**YOUR INSTRUCTIONS**
In your copy, leave out the pictures and repeat the entries below exactly.

**SUPPLIED RECORDS**
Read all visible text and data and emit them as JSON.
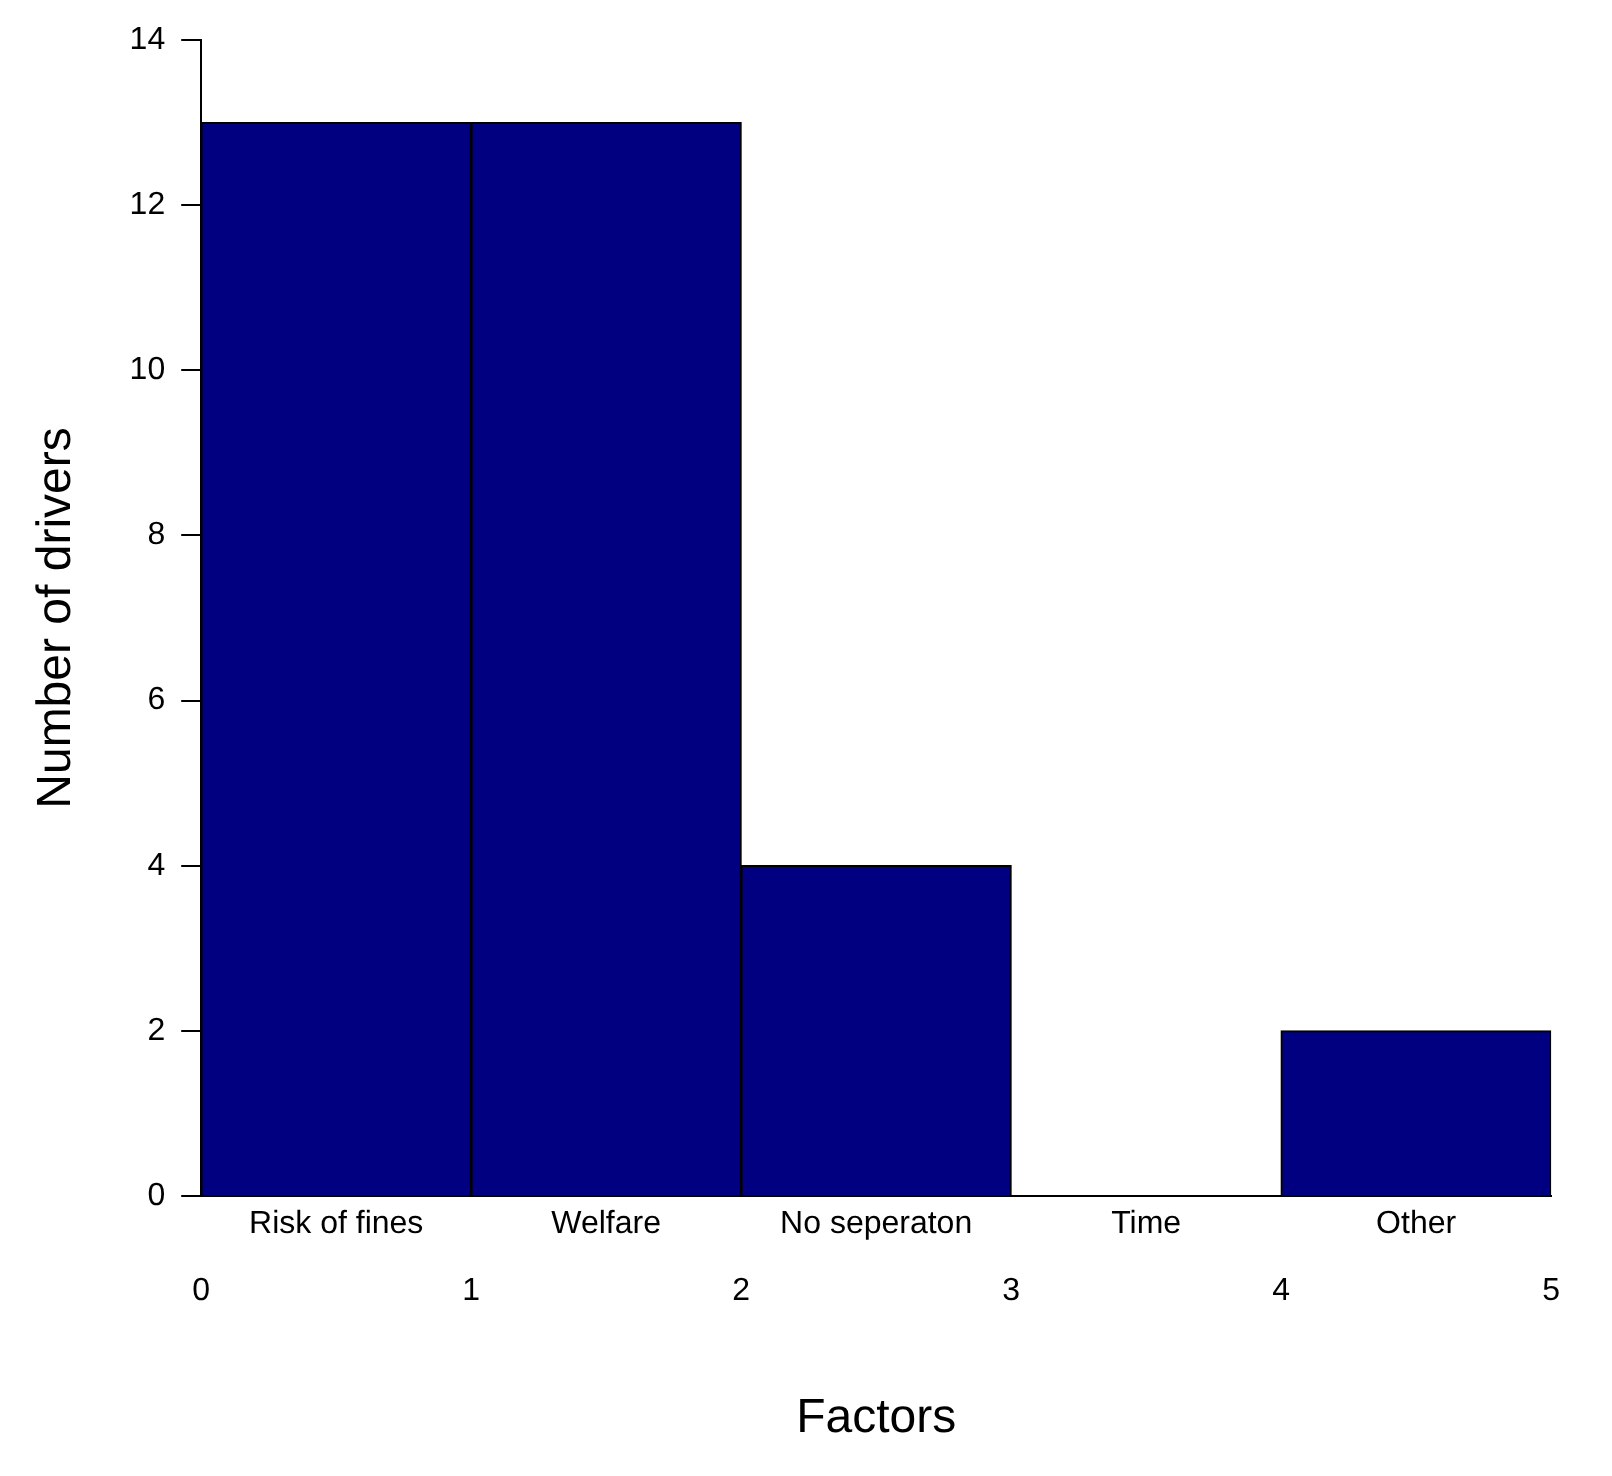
{
  "chart_data": {
    "type": "histogram",
    "xlabel": "Factors",
    "ylabel": "Number of drivers",
    "bins": [
      0,
      1,
      2,
      3,
      4,
      5
    ],
    "values": [
      13,
      13,
      4,
      0,
      2
    ],
    "categories": [
      "Risk of fines",
      "Welfare",
      "No seperaton",
      "Time",
      "Other"
    ],
    "color": "#000080",
    "xlim": [
      0,
      5
    ],
    "xticks": [
      0,
      1,
      2,
      3,
      4,
      5
    ],
    "ylim": [
      0,
      14
    ],
    "yticks": [
      0,
      2,
      4,
      6,
      8,
      10,
      12,
      14
    ],
    "grid": false,
    "legend": false
  }
}
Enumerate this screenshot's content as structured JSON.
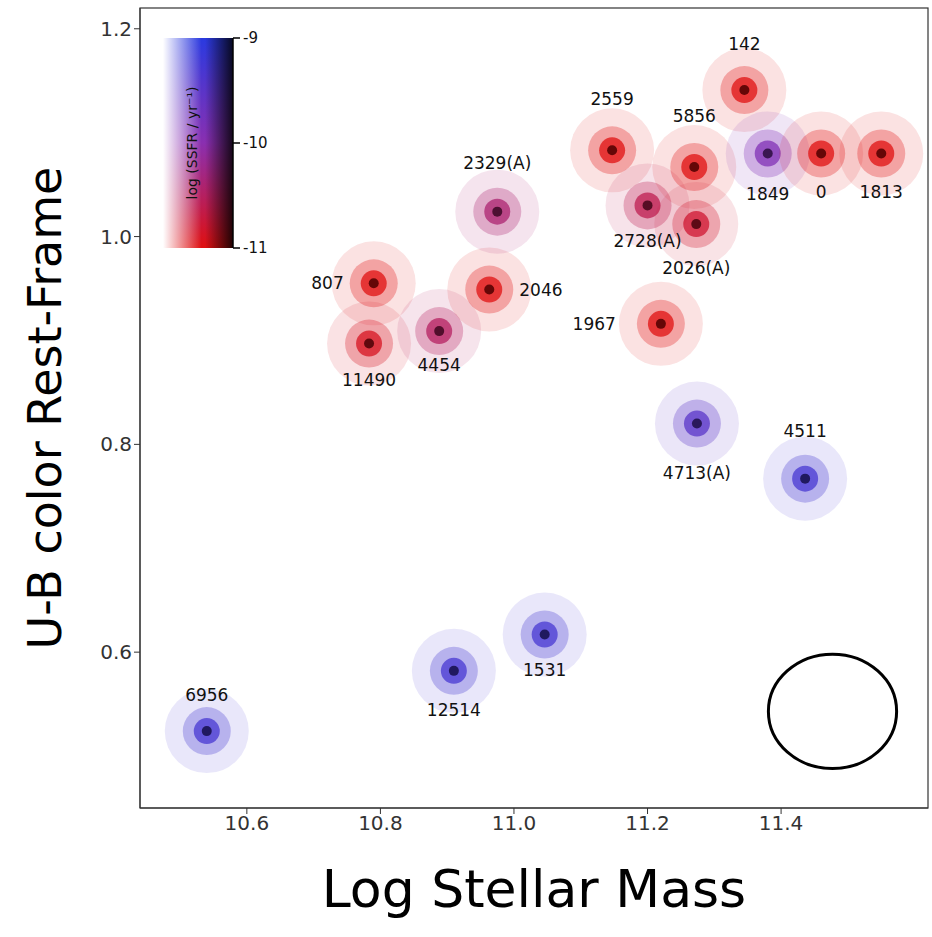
{
  "chart_data": {
    "type": "scatter",
    "xlabel": "Log Stellar Mass",
    "ylabel": "U-B color Rest-Frame",
    "xlim": [
      10.44,
      11.62
    ],
    "xticks": [
      10.6,
      10.8,
      {
        "value": 11,
        "label": "11.0"
      },
      11.2,
      11.4
    ],
    "ylim": [
      0.45,
      1.22
    ],
    "yticks": [
      0.6,
      0.8,
      {
        "value": 1,
        "label": "1.0"
      },
      1.2
    ],
    "points": [
      {
        "label": "6956",
        "x": 10.54,
        "y": 0.524,
        "log_ssfr": -9.3
      },
      {
        "label": "12514",
        "x": 10.91,
        "y": 0.582,
        "log_ssfr": -9.3
      },
      {
        "label": "1531",
        "x": 11.046,
        "y": 0.617,
        "log_ssfr": -9.3
      },
      {
        "label": "807",
        "x": 10.79,
        "y": 0.955,
        "log_ssfr": -11
      },
      {
        "label": "11490",
        "x": 10.783,
        "y": 0.897,
        "log_ssfr": -10.9
      },
      {
        "label": "4454",
        "x": 10.888,
        "y": 0.909,
        "log_ssfr": -10.5
      },
      {
        "label": "2046",
        "x": 10.963,
        "y": 0.949,
        "log_ssfr": -11
      },
      {
        "label": "2329(A)",
        "x": 10.975,
        "y": 1.024,
        "log_ssfr": -10.4
      },
      {
        "label": "2559",
        "x": 11.147,
        "y": 1.083,
        "log_ssfr": -11
      },
      {
        "label": "2728(A)",
        "x": 11.2,
        "y": 1.03,
        "log_ssfr": -10.6
      },
      {
        "label": "5856",
        "x": 11.27,
        "y": 1.067,
        "log_ssfr": -11
      },
      {
        "label": "2026(A)",
        "x": 11.273,
        "y": 1.012,
        "log_ssfr": -10.8
      },
      {
        "label": "142",
        "x": 11.345,
        "y": 1.141,
        "log_ssfr": -11
      },
      {
        "label": "1849",
        "x": 11.38,
        "y": 1.08,
        "log_ssfr": -9.9
      },
      {
        "label": "0",
        "x": 11.46,
        "y": 1.08,
        "log_ssfr": -11
      },
      {
        "label": "1813",
        "x": 11.55,
        "y": 1.08,
        "log_ssfr": -11
      },
      {
        "label": "1967",
        "x": 11.22,
        "y": 0.916,
        "log_ssfr": -11
      },
      {
        "label": "4713(A)",
        "x": 11.274,
        "y": 0.82,
        "log_ssfr": -9.5
      },
      {
        "label": "4511",
        "x": 11.436,
        "y": 0.767,
        "log_ssfr": -9.3
      }
    ],
    "colorbar": {
      "label": "log (SSFR / yr⁻¹)",
      "range": [
        -11,
        -9
      ],
      "ticks": [
        -9,
        -10,
        -11
      ],
      "colors": [
        "#e01010",
        "#8a2fb0",
        "#2a3ae0"
      ]
    },
    "error_ellipse": {
      "x": 11.477,
      "y": 0.543,
      "x_err": 0.096,
      "y_err": 0.055
    }
  }
}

**RESPONSE FOR THIS EXERCISE**
Read all visible text and data and emit them as JSON.
{
  "chart_data": {
    "type": "histogram",
    "xlabel": "Factors",
    "ylabel": "Number of drivers",
    "bins": [
      0,
      1,
      2,
      3,
      4,
      5
    ],
    "values": [
      13,
      13,
      4,
      0,
      2
    ],
    "categories": [
      "Risk of fines",
      "Welfare",
      "No seperaton",
      "Time",
      "Other"
    ],
    "color": "#000080",
    "xlim": [
      0,
      5
    ],
    "xticks": [
      0,
      1,
      2,
      3,
      4,
      5
    ],
    "ylim": [
      0,
      14
    ],
    "yticks": [
      0,
      2,
      4,
      6,
      8,
      10,
      12,
      14
    ],
    "grid": false,
    "legend": false
  }
}
Enumerate this screenshot's content as structured JSON.
{
  "chart_data": {
    "type": "scatter",
    "xlabel": "Log Stellar Mass",
    "ylabel": "U-B color Rest-Frame",
    "xlim": [
      10.44,
      11.62
    ],
    "xticks": [
      10.6,
      10.8,
      {
        "value": 11,
        "label": "11.0"
      },
      11.2,
      11.4
    ],
    "ylim": [
      0.45,
      1.22
    ],
    "yticks": [
      0.6,
      0.8,
      {
        "value": 1,
        "label": "1.0"
      },
      1.2
    ],
    "points": [
      {
        "label": "6956",
        "x": 10.54,
        "y": 0.524,
        "log_ssfr": -9.3
      },
      {
        "label": "12514",
        "x": 10.91,
        "y": 0.582,
        "log_ssfr": -9.3
      },
      {
        "label": "1531",
        "x": 11.046,
        "y": 0.617,
        "log_ssfr": -9.3
      },
      {
        "label": "807",
        "x": 10.79,
        "y": 0.955,
        "log_ssfr": -11
      },
      {
        "label": "11490",
        "x": 10.783,
        "y": 0.897,
        "log_ssfr": -10.9
      },
      {
        "label": "4454",
        "x": 10.888,
        "y": 0.909,
        "log_ssfr": -10.5
      },
      {
        "label": "2046",
        "x": 10.963,
        "y": 0.949,
        "log_ssfr": -11
      },
      {
        "label": "2329(A)",
        "x": 10.975,
        "y": 1.024,
        "log_ssfr": -10.4
      },
      {
        "label": "2559",
        "x": 11.147,
        "y": 1.083,
        "log_ssfr": -11
      },
      {
        "label": "2728(A)",
        "x": 11.2,
        "y": 1.03,
        "log_ssfr": -10.6
      },
      {
        "label": "5856",
        "x": 11.27,
        "y": 1.067,
        "log_ssfr": -11
      },
      {
        "label": "2026(A)",
        "x": 11.273,
        "y": 1.012,
        "log_ssfr": -10.8
      },
      {
        "label": "142",
        "x": 11.345,
        "y": 1.141,
        "log_ssfr": -11
      },
      {
        "label": "1849",
        "x": 11.38,
        "y": 1.08,
        "log_ssfr": -9.9
      },
      {
        "label": "0",
        "x": 11.46,
        "y": 1.08,
        "log_ssfr": -11
      },
      {
        "label": "1813",
        "x": 11.55,
        "y": 1.08,
        "log_ssfr": -11
      },
      {
        "label": "1967",
        "x": 11.22,
        "y": 0.916,
        "log_ssfr": -11
      },
      {
        "label": "4713(A)",
        "x": 11.274,
        "y": 0.82,
        "log_ssfr": -9.5
      },
      {
        "label": "4511",
        "x": 11.436,
        "y": 0.767,
        "log_ssfr": -9.3
      }
    ],
    "colorbar": {
      "label": "log (SSFR / yr⁻¹)",
      "range": [
        -11,
        -9
      ],
      "ticks": [
        -9,
        -10,
        -11
      ],
      "colors": [
        "#e01010",
        "#8a2fb0",
        "#2a3ae0"
      ]
    },
    "error_ellipse": {
      "x": 11.477,
      "y": 0.543,
      "x_err": 0.096,
      "y_err": 0.055
    }
  }
}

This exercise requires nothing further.